__EXERCISE BRIEF__.
Reproduce each of the lines word for word.

● ● ●

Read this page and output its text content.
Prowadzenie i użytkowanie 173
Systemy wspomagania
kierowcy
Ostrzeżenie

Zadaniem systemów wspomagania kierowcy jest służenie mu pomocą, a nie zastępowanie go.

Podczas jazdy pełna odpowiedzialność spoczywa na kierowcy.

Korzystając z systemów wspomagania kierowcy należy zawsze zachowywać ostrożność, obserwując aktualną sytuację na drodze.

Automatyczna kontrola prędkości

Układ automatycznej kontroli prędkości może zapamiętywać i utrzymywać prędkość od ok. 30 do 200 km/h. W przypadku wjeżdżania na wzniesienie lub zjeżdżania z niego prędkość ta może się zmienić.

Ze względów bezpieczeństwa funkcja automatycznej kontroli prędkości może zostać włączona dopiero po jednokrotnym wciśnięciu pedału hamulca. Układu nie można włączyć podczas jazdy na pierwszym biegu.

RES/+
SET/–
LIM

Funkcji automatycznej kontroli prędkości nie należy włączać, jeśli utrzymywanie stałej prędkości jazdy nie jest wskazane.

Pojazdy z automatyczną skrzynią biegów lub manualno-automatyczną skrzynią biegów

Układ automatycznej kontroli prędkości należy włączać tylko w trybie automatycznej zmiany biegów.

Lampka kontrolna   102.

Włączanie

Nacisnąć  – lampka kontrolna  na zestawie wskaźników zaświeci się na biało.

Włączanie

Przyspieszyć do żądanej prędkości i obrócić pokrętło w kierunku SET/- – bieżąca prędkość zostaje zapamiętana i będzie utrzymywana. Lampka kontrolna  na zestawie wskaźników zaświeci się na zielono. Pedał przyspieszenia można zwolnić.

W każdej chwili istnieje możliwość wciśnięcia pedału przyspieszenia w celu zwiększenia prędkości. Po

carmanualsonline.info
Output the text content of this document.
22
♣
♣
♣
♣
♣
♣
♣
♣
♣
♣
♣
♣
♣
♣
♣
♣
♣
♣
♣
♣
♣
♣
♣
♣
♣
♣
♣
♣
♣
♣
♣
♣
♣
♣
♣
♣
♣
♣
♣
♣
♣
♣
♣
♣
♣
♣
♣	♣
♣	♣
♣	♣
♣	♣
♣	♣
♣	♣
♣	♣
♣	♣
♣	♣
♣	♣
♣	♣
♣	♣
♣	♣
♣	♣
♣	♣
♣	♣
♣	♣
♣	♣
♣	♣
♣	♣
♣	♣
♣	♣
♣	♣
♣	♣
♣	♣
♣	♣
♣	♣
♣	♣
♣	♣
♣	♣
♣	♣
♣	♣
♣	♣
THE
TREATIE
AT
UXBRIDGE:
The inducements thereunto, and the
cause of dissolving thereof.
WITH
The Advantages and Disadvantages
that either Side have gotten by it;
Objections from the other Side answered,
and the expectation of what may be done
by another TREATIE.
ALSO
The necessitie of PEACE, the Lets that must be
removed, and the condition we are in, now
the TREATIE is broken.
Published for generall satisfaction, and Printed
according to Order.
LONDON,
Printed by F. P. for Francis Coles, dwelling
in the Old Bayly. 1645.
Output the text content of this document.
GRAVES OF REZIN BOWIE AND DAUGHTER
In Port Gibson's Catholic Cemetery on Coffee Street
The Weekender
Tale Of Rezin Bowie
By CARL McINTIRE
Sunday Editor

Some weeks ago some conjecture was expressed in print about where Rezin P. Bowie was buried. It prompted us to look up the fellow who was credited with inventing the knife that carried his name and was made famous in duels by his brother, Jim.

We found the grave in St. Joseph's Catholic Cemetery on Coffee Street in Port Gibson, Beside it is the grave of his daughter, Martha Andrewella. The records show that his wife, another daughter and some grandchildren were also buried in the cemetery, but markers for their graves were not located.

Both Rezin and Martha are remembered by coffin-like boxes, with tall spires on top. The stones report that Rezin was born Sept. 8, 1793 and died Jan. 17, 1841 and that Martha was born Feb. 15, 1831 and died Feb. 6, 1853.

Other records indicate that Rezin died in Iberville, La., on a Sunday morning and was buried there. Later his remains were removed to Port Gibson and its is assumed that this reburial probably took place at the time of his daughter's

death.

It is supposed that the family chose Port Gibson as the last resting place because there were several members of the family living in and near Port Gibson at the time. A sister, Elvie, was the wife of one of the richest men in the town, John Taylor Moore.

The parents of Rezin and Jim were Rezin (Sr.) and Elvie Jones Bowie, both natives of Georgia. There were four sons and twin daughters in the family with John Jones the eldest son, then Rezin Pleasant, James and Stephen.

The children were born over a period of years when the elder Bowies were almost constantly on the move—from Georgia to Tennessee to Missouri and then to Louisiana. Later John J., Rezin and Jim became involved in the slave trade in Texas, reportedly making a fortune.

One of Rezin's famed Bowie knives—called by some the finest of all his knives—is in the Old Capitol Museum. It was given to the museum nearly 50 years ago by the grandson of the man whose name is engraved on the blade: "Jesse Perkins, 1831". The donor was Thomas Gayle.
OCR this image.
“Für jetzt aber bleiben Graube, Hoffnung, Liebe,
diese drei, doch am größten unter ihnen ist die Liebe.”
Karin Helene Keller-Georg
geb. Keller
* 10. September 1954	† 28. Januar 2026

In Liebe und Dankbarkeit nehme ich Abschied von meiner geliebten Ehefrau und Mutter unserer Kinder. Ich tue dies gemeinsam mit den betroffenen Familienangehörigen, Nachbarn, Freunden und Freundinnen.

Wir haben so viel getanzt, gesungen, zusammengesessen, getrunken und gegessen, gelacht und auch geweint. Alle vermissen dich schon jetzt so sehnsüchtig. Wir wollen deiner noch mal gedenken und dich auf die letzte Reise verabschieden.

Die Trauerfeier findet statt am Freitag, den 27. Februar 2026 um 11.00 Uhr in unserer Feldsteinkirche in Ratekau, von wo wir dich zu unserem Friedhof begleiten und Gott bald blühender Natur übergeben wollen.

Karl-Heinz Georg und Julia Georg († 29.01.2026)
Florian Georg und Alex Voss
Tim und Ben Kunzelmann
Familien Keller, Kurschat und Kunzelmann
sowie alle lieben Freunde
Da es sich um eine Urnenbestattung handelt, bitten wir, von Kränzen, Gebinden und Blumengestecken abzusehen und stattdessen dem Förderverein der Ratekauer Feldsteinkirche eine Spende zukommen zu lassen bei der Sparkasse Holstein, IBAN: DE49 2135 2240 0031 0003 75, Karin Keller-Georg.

● ● ●

__IN RESPONSE__.
Read this page and output its text content.
Prowadzenie i użytkowanie 173
Systemy wspomagania
kierowcy
Ostrzeżenie

Zadaniem systemów wspomagania kierowcy jest służenie mu pomocą, a nie zastępowanie go.

Podczas jazdy pełna odpowiedzialność spoczywa na kierowcy.

Korzystając z systemów wspomagania kierowcy należy zawsze zachowywać ostrożność, obserwując aktualną sytuację na drodze.

Automatyczna kontrola prędkości

Układ automatycznej kontroli prędkości może zapamiętywać i utrzymywać prędkość od ok. 30 do 200 km/h. W przypadku wjeżdżania na wzniesienie lub zjeżdżania z niego prędkość ta może się zmienić.

Ze względów bezpieczeństwa funkcja automatycznej kontroli prędkości może zostać włączona dopiero po jednokrotnym wciśnięciu pedału hamulca. Układu nie można włączyć podczas jazdy na pierwszym biegu.

RES/+
SET/–
LIM

Funkcji automatycznej kontroli prędkości nie należy włączać, jeśli utrzymywanie stałej prędkości jazdy nie jest wskazane.

Pojazdy z automatyczną skrzynią biegów lub manualno-automatyczną skrzynią biegów

Układ automatycznej kontroli prędkości należy włączać tylko w trybie automatycznej zmiany biegów.

Lampka kontrolna   102.

Włączanie

Nacisnąć  – lampka kontrolna  na zestawie wskaźników zaświeci się na biało.

Włączanie

Przyspieszyć do żądanej prędkości i obrócić pokrętło w kierunku SET/- – bieżąca prędkość zostaje zapamiętana i będzie utrzymywana. Lampka kontrolna  na zestawie wskaźników zaświeci się na zielono. Pedał przyspieszenia można zwolnić.

W każdej chwili istnieje możliwość wciśnięcia pedału przyspieszenia w celu zwiększenia prędkości. Po

carmanualsonline.info
Output the text content of this document.
22
♣
♣
♣
♣
♣
♣
♣
♣
♣
♣
♣
♣
♣
♣
♣
♣
♣
♣
♣
♣
♣
♣
♣
♣
♣
♣
♣
♣
♣
♣
♣
♣
♣
♣
♣
♣
♣
♣
♣
♣
♣
♣
♣
♣
♣
♣
♣	♣
♣	♣
♣	♣
♣	♣
♣	♣
♣	♣
♣	♣
♣	♣
♣	♣
♣	♣
♣	♣
♣	♣
♣	♣
♣	♣
♣	♣
♣	♣
♣	♣
♣	♣
♣	♣
♣	♣
♣	♣
♣	♣
♣	♣
♣	♣
♣	♣
♣	♣
♣	♣
♣	♣
♣	♣
♣	♣
♣	♣
♣	♣
♣	♣
THE
TREATIE
AT
UXBRIDGE:
The inducements thereunto, and the
cause of dissolving thereof.
WITH
The Advantages and Disadvantages
that either Side have gotten by it;
Objections from the other Side answered,
and the expectation of what may be done
by another TREATIE.
ALSO
The necessitie of PEACE, the Lets that must be
removed, and the condition we are in, now
the TREATIE is broken.
Published for generall satisfaction, and Printed
according to Order.
LONDON,
Printed by F. P. for Francis Coles, dwelling
in the Old Bayly. 1645.
Output the text content of this document.
GRAVES OF REZIN BOWIE AND DAUGHTER
In Port Gibson's Catholic Cemetery on Coffee Street
The Weekender
Tale Of Rezin Bowie
By CARL McINTIRE
Sunday Editor

Some weeks ago some conjecture was expressed in print about where Rezin P. Bowie was buried. It prompted us to look up the fellow who was credited with inventing the knife that carried his name and was made famous in duels by his brother, Jim.

We found the grave in St. Joseph's Catholic Cemetery on Coffee Street in Port Gibson, Beside it is the grave of his daughter, Martha Andrewella. The records show that his wife, another daughter and some grandchildren were also buried in the cemetery, but markers for their graves were not located.

Both Rezin and Martha are remembered by coffin-like boxes, with tall spires on top. The stones report that Rezin was born Sept. 8, 1793 and died Jan. 17, 1841 and that Martha was born Feb. 15, 1831 and died Feb. 6, 1853.

Other records indicate that Rezin died in Iberville, La., on a Sunday morning and was buried there. Later his remains were removed to Port Gibson and its is assumed that this reburial probably took place at the time of his daughter's

death.

It is supposed that the family chose Port Gibson as the last resting place because there were several members of the family living in and near Port Gibson at the time. A sister, Elvie, was the wife of one of the richest men in the town, John Taylor Moore.

The parents of Rezin and Jim were Rezin (Sr.) and Elvie Jones Bowie, both natives of Georgia. There were four sons and twin daughters in the family with John Jones the eldest son, then Rezin Pleasant, James and Stephen.

The children were born over a period of years when the elder Bowies were almost constantly on the move—from Georgia to Tennessee to Missouri and then to Louisiana. Later John J., Rezin and Jim became involved in the slave trade in Texas, reportedly making a fortune.

One of Rezin's famed Bowie knives—called by some the finest of all his knives—is in the Old Capitol Museum. It was given to the museum nearly 50 years ago by the grandson of the man whose name is engraved on the blade: "Jesse Perkins, 1831". The donor was Thomas Gayle.
OCR this image.
“Für jetzt aber bleiben Graube, Hoffnung, Liebe,
diese drei, doch am größten unter ihnen ist die Liebe.”
Karin Helene Keller-Georg
geb. Keller
* 10. September 1954	† 28. Januar 2026

In Liebe und Dankbarkeit nehme ich Abschied von meiner geliebten Ehefrau und Mutter unserer Kinder. Ich tue dies gemeinsam mit den betroffenen Familienangehörigen, Nachbarn, Freunden und Freundinnen.

Wir haben so viel getanzt, gesungen, zusammengesessen, getrunken und gegessen, gelacht und auch geweint. Alle vermissen dich schon jetzt so sehnsüchtig. Wir wollen deiner noch mal gedenken und dich auf die letzte Reise verabschieden.

Die Trauerfeier findet statt am Freitag, den 27. Februar 2026 um 11.00 Uhr in unserer Feldsteinkirche in Ratekau, von wo wir dich zu unserem Friedhof begleiten und Gott bald blühender Natur übergeben wollen.

Karl-Heinz Georg und Julia Georg († 29.01.2026)
Florian Georg und Alex Voss
Tim und Ben Kunzelmann
Familien Keller, Kurschat und Kunzelmann
sowie alle lieben Freunde
Da es sich um eine Urnenbestattung handelt, bitten wir, von Kränzen, Gebinden und Blumengestecken abzusehen und stattdessen dem Förderverein der Ratekauer Feldsteinkirche eine Spende zukommen zu lassen bei der Sparkasse Holstein, IBAN: DE49 2135 2240 0031 0003 75, Karin Keller-Georg.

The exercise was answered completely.